** Work instructions **
Filter the entries below, keeping only lines with the word "Калининградской".

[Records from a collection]
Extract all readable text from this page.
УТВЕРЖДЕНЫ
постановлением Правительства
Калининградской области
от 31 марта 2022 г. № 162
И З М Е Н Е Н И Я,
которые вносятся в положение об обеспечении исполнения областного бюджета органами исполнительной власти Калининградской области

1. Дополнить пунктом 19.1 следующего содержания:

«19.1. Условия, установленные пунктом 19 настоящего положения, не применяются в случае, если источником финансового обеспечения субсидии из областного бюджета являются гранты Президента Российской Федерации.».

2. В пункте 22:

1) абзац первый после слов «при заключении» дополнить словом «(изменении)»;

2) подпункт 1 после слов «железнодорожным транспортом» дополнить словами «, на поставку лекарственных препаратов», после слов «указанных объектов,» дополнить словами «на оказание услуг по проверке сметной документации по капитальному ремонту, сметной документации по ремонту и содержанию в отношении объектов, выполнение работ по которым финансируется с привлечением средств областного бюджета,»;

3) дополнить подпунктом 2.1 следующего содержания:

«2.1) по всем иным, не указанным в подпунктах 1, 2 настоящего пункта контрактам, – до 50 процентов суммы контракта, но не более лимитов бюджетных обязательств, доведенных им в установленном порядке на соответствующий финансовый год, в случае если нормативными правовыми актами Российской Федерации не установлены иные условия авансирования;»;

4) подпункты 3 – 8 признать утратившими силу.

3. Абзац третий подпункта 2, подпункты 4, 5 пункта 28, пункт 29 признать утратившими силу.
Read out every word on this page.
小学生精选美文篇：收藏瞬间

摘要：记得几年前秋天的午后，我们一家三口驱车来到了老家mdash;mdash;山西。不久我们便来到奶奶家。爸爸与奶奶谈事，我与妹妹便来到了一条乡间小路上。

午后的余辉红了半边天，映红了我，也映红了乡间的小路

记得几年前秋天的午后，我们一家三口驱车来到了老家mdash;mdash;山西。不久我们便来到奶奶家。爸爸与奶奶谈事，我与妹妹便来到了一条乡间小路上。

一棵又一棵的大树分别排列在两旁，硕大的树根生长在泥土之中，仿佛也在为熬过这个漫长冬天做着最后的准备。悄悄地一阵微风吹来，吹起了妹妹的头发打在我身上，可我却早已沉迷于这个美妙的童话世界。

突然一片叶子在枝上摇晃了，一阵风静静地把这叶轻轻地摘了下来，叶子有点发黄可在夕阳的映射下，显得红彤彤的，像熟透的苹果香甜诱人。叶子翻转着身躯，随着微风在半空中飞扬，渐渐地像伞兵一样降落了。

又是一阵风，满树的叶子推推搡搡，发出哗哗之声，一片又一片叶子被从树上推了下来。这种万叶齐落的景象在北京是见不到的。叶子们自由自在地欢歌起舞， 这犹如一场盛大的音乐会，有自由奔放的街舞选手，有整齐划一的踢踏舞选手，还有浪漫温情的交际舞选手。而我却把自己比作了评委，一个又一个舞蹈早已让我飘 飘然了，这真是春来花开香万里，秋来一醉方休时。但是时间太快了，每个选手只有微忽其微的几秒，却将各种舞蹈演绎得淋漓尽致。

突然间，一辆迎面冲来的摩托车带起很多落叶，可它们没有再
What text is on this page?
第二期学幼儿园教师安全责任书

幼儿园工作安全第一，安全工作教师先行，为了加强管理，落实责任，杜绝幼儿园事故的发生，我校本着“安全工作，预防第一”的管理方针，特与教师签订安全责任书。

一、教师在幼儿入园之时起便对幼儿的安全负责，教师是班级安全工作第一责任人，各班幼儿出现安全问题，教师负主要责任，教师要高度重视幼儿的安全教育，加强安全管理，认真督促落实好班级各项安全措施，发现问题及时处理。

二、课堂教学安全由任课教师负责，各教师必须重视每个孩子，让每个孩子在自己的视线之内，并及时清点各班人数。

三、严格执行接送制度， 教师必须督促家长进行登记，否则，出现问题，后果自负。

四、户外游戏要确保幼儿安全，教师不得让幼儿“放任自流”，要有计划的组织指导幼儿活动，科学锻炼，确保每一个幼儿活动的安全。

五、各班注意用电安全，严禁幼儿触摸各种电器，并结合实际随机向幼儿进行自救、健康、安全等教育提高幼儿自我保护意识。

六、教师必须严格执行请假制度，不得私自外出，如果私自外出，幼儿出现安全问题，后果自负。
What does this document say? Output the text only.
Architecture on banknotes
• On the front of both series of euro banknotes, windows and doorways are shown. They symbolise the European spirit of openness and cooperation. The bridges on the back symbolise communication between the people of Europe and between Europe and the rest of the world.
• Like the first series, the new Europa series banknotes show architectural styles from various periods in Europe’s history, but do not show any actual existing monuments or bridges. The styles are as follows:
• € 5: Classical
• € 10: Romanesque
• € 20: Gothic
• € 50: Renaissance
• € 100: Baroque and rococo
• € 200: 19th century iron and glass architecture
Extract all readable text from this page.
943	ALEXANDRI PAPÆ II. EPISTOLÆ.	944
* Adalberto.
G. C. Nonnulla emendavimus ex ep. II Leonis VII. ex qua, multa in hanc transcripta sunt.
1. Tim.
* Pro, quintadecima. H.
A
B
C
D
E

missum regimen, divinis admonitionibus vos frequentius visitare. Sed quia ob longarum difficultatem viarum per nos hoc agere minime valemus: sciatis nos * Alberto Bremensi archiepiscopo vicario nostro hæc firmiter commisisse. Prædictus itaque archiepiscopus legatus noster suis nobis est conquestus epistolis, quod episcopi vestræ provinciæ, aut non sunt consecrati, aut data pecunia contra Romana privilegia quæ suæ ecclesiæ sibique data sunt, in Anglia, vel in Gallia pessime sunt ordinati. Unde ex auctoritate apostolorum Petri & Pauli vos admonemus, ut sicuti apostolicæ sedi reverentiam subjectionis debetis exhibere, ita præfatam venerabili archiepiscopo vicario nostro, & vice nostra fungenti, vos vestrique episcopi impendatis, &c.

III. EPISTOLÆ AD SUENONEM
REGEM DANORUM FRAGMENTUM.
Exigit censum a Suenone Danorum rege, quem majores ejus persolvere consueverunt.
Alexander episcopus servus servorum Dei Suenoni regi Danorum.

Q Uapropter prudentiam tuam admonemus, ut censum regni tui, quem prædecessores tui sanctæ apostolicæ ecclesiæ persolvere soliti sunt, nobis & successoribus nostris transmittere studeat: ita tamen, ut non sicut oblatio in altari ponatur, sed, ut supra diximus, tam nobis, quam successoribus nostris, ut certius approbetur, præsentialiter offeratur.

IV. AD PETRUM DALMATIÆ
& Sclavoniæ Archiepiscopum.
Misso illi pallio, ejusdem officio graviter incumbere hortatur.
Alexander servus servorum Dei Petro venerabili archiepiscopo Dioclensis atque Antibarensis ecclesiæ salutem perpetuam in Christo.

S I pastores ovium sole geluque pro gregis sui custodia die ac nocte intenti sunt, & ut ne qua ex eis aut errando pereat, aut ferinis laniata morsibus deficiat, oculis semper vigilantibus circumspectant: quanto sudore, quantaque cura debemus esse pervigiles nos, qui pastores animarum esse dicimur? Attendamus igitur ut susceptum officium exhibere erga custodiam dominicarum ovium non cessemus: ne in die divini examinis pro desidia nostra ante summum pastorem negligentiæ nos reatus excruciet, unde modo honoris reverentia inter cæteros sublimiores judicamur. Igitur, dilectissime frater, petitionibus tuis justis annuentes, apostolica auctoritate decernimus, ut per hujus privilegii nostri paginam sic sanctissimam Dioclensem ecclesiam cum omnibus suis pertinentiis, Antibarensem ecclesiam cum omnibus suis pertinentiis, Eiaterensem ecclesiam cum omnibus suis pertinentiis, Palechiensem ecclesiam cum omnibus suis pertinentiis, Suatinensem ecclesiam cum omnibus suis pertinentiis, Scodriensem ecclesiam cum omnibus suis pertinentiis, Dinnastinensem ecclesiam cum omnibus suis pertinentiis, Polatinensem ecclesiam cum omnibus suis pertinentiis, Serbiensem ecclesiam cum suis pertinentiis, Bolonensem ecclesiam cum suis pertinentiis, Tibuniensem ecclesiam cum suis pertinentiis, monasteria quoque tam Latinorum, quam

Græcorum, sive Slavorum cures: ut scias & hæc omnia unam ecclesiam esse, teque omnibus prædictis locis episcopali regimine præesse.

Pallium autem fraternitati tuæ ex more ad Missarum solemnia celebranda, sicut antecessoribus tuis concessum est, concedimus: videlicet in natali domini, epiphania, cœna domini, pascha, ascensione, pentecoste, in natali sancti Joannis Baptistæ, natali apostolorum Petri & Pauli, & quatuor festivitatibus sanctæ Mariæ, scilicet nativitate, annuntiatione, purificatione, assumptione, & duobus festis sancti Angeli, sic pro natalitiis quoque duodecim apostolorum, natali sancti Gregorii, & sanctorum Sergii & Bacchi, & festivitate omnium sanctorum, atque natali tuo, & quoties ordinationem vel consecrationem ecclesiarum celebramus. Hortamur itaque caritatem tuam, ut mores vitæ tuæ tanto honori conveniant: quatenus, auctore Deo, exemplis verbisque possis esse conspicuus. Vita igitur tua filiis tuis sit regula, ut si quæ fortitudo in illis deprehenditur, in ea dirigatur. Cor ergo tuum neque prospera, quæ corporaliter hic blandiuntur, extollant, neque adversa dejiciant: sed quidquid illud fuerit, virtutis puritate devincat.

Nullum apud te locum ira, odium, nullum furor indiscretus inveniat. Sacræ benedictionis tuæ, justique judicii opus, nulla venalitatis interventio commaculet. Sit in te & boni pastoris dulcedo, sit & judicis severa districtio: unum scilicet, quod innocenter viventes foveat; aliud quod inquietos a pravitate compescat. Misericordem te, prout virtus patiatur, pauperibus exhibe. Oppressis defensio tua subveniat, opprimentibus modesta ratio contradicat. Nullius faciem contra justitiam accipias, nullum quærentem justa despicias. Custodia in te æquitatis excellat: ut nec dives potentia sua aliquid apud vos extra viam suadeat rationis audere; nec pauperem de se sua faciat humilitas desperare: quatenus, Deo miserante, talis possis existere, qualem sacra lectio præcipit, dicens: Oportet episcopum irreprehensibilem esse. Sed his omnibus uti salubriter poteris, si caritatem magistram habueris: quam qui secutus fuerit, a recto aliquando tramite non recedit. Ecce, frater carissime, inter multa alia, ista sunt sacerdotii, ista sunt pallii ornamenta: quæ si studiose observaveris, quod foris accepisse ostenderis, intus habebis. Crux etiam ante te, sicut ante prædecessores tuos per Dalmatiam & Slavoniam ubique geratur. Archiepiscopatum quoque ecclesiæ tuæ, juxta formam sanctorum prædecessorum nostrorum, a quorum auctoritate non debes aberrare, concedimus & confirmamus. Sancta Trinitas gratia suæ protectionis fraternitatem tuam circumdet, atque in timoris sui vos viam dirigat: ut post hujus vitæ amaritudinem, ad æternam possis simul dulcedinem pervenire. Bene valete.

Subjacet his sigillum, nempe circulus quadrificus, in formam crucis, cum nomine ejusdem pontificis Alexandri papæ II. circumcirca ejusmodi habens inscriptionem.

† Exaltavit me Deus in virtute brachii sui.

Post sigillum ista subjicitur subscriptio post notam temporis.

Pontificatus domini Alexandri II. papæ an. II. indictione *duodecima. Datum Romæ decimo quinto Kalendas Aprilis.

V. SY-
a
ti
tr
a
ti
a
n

** Completed task **
Калининградской области
которые вносятся в положение об обеспечении исполнения областного бюджета органами исполнительной власти Калининградской области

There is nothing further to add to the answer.